Task statement: Every line holding the string "janvier" should be gathered.

Records that describe figures:
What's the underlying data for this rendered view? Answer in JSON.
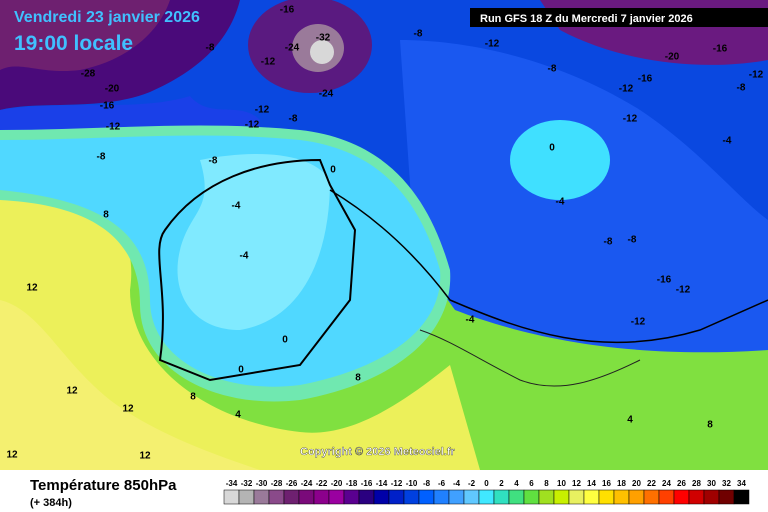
{
  "header": {
    "date": "Vendredi 23 janvier 2026",
    "time": "19:00 locale",
    "run": "Run GFS 18 Z du Mercredi 7 janvier 2026"
  },
  "copyright": "Copyright © 2026 Meteociel.fr",
  "footer": {
    "title": "Température 850hPa",
    "lead": "(+ 384h)"
  },
  "map_labels": [
    "-28",
    "-20",
    "-16",
    "-12",
    "-8",
    "-8",
    "-16",
    "-24",
    "-32",
    "-12",
    "-24",
    "-12",
    "-8",
    "-12",
    "-8",
    "-4",
    "-4",
    "0",
    "0",
    "-4",
    "-8",
    "-8",
    "-12",
    "-16",
    "-12",
    "-8",
    "-12",
    "-12",
    "-16",
    "-20",
    "-16",
    "-12",
    "-8",
    "-4",
    "4",
    "8",
    "12",
    "12",
    "12",
    "8",
    "0",
    "0",
    "-4",
    "8",
    "12",
    "12",
    "8",
    "4",
    "-8",
    "-12"
  ],
  "color_scale": {
    "values": [
      -34,
      -32,
      -30,
      -28,
      -26,
      -24,
      -22,
      -20,
      -18,
      -16,
      -14,
      -12,
      -10,
      -8,
      -6,
      -4,
      -2,
      0,
      2,
      4,
      6,
      8,
      10,
      12,
      14,
      16,
      18,
      20,
      22,
      24,
      26,
      28,
      30,
      32,
      34
    ],
    "colors": [
      "#d8d8d8",
      "#b4b4b4",
      "#9a7a9a",
      "#8a4a8a",
      "#6e2070",
      "#7a0a7a",
      "#8c008c",
      "#9a00a0",
      "#5a0090",
      "#2a0080",
      "#0000a8",
      "#0020c8",
      "#0040e0",
      "#0060ff",
      "#2080ff",
      "#40a0ff",
      "#60c8ff",
      "#40e8ff",
      "#30e0c0",
      "#40e080",
      "#60e040",
      "#a0e020",
      "#c8f000",
      "#e8f060",
      "#ffff40",
      "#ffe000",
      "#ffc000",
      "#ffa000",
      "#ff7000",
      "#ff4000",
      "#ff0000",
      "#d00000",
      "#a00000",
      "#700000",
      "#000000"
    ]
  }
}
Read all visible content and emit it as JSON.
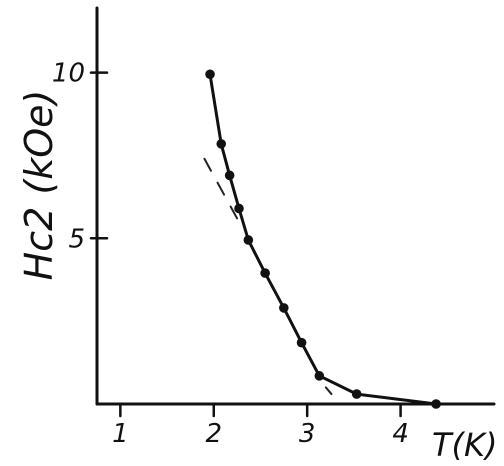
{
  "chart_data": {
    "type": "line",
    "title": "",
    "xlabel": "T(K)",
    "ylabel": "Hc2 (kOe)",
    "xlim": [
      0.75,
      5.0
    ],
    "ylim": [
      0,
      11.95
    ],
    "x_ticks": [
      1,
      2,
      3,
      4
    ],
    "y_ticks": [
      5,
      10
    ],
    "grid": false,
    "legend": "none",
    "series": [
      {
        "x": [
          1.96,
          2.08,
          2.17,
          2.27,
          2.37,
          2.55,
          2.75,
          2.94,
          3.13,
          3.53,
          4.38
        ],
        "y": [
          9.95,
          7.85,
          6.9,
          5.9,
          4.95,
          3.95,
          2.9,
          1.85,
          0.85,
          0.3,
          0.0
        ]
      }
    ],
    "annotations": [
      {
        "type": "dashed-extrapolation",
        "segments": [
          [
            1.9,
            7.4,
            2.25,
            5.6
          ],
          [
            3.2,
            0.5,
            3.32,
            0.1
          ]
        ]
      }
    ]
  }
}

Answer to this problem:
    "date": "Vendredi 23 janvier 2026",
    "run": "Run GFS 18 Z du Mercredi 7 janvier 2026"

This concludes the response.